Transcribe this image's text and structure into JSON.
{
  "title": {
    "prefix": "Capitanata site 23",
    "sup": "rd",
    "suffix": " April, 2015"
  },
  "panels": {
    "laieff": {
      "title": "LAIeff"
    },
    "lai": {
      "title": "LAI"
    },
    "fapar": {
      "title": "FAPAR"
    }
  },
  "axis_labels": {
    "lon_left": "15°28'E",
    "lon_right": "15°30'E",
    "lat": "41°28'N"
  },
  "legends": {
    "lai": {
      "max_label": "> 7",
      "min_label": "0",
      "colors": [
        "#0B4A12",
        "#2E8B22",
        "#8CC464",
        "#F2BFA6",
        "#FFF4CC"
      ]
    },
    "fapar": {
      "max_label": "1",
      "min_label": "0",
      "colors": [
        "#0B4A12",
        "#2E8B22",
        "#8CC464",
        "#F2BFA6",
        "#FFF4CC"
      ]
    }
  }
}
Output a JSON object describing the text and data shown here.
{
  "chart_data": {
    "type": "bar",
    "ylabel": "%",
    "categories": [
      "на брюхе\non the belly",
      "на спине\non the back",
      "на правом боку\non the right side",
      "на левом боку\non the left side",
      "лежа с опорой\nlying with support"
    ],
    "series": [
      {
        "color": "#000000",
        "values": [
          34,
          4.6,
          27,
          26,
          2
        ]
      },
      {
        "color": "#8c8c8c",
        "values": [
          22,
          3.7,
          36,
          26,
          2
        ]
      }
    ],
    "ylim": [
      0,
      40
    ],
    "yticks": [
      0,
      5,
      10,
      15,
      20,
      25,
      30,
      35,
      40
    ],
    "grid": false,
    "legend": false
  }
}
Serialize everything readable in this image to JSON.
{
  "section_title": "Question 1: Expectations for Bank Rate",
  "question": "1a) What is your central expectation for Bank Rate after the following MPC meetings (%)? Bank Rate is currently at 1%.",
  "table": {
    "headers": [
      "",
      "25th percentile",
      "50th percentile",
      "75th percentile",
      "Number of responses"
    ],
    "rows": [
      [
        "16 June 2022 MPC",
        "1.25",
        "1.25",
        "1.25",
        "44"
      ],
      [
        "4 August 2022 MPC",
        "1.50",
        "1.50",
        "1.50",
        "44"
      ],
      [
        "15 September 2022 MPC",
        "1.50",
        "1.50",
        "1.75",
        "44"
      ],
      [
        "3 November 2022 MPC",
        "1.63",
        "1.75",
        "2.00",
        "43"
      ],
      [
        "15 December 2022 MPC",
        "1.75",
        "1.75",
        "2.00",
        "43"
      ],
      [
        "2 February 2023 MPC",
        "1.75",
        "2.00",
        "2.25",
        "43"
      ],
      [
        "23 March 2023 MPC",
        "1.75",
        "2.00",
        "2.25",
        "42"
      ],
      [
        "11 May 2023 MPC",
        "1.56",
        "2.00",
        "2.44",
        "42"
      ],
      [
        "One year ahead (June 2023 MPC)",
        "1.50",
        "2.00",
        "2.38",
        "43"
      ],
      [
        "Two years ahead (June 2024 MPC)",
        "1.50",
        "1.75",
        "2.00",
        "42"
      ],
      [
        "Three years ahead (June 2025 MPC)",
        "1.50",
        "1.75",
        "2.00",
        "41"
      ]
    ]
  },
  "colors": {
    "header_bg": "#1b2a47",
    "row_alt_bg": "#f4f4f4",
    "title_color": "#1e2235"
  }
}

◆ ◆ ◆

_REQUIREMENT_.
Please reproduce each line exactly as written.

_COMPLETE ANSWER_.
Transcribe this image's text and structure into JSON.
{
  "title": {
    "prefix": "Capitanata site 23",
    "sup": "rd",
    "suffix": " April, 2015"
  },
  "panels": {
    "laieff": {
      "title": "LAIeff"
    },
    "lai": {
      "title": "LAI"
    },
    "fapar": {
      "title": "FAPAR"
    }
  },
  "axis_labels": {
    "lon_left": "15°28'E",
    "lon_right": "15°30'E",
    "lat": "41°28'N"
  },
  "legends": {
    "lai": {
      "max_label": "> 7",
      "min_label": "0",
      "colors": [
        "#0B4A12",
        "#2E8B22",
        "#8CC464",
        "#F2BFA6",
        "#FFF4CC"
      ]
    },
    "fapar": {
      "max_label": "1",
      "min_label": "0",
      "colors": [
        "#0B4A12",
        "#2E8B22",
        "#8CC464",
        "#F2BFA6",
        "#FFF4CC"
      ]
    }
  }
}
Output a JSON object describing the text and data shown here.
{
  "chart_data": {
    "type": "bar",
    "ylabel": "%",
    "categories": [
      "на брюхе\non the belly",
      "на спине\non the back",
      "на правом боку\non the right side",
      "на левом боку\non the left side",
      "лежа с опорой\nlying with support"
    ],
    "series": [
      {
        "color": "#000000",
        "values": [
          34,
          4.6,
          27,
          26,
          2
        ]
      },
      {
        "color": "#8c8c8c",
        "values": [
          22,
          3.7,
          36,
          26,
          2
        ]
      }
    ],
    "ylim": [
      0,
      40
    ],
    "yticks": [
      0,
      5,
      10,
      15,
      20,
      25,
      30,
      35,
      40
    ],
    "grid": false,
    "legend": false
  }
}
Serialize everything readable in this image to JSON.
{
  "section_title": "Question 1: Expectations for Bank Rate",
  "question": "1a) What is your central expectation for Bank Rate after the following MPC meetings (%)? Bank Rate is currently at 1%.",
  "table": {
    "headers": [
      "",
      "25th percentile",
      "50th percentile",
      "75th percentile",
      "Number of responses"
    ],
    "rows": [
      [
        "16 June 2022 MPC",
        "1.25",
        "1.25",
        "1.25",
        "44"
      ],
      [
        "4 August 2022 MPC",
        "1.50",
        "1.50",
        "1.50",
        "44"
      ],
      [
        "15 September 2022 MPC",
        "1.50",
        "1.50",
        "1.75",
        "44"
      ],
      [
        "3 November 2022 MPC",
        "1.63",
        "1.75",
        "2.00",
        "43"
      ],
      [
        "15 December 2022 MPC",
        "1.75",
        "1.75",
        "2.00",
        "43"
      ],
      [
        "2 February 2023 MPC",
        "1.75",
        "2.00",
        "2.25",
        "43"
      ],
      [
        "23 March 2023 MPC",
        "1.75",
        "2.00",
        "2.25",
        "42"
      ],
      [
        "11 May 2023 MPC",
        "1.56",
        "2.00",
        "2.44",
        "42"
      ],
      [
        "One year ahead (June 2023 MPC)",
        "1.50",
        "2.00",
        "2.38",
        "43"
      ],
      [
        "Two years ahead (June 2024 MPC)",
        "1.50",
        "1.75",
        "2.00",
        "42"
      ],
      [
        "Three years ahead (June 2025 MPC)",
        "1.50",
        "1.75",
        "2.00",
        "41"
      ]
    ]
  },
  "colors": {
    "header_bg": "#1b2a47",
    "row_alt_bg": "#f4f4f4",
    "title_color": "#1e2235"
  }
}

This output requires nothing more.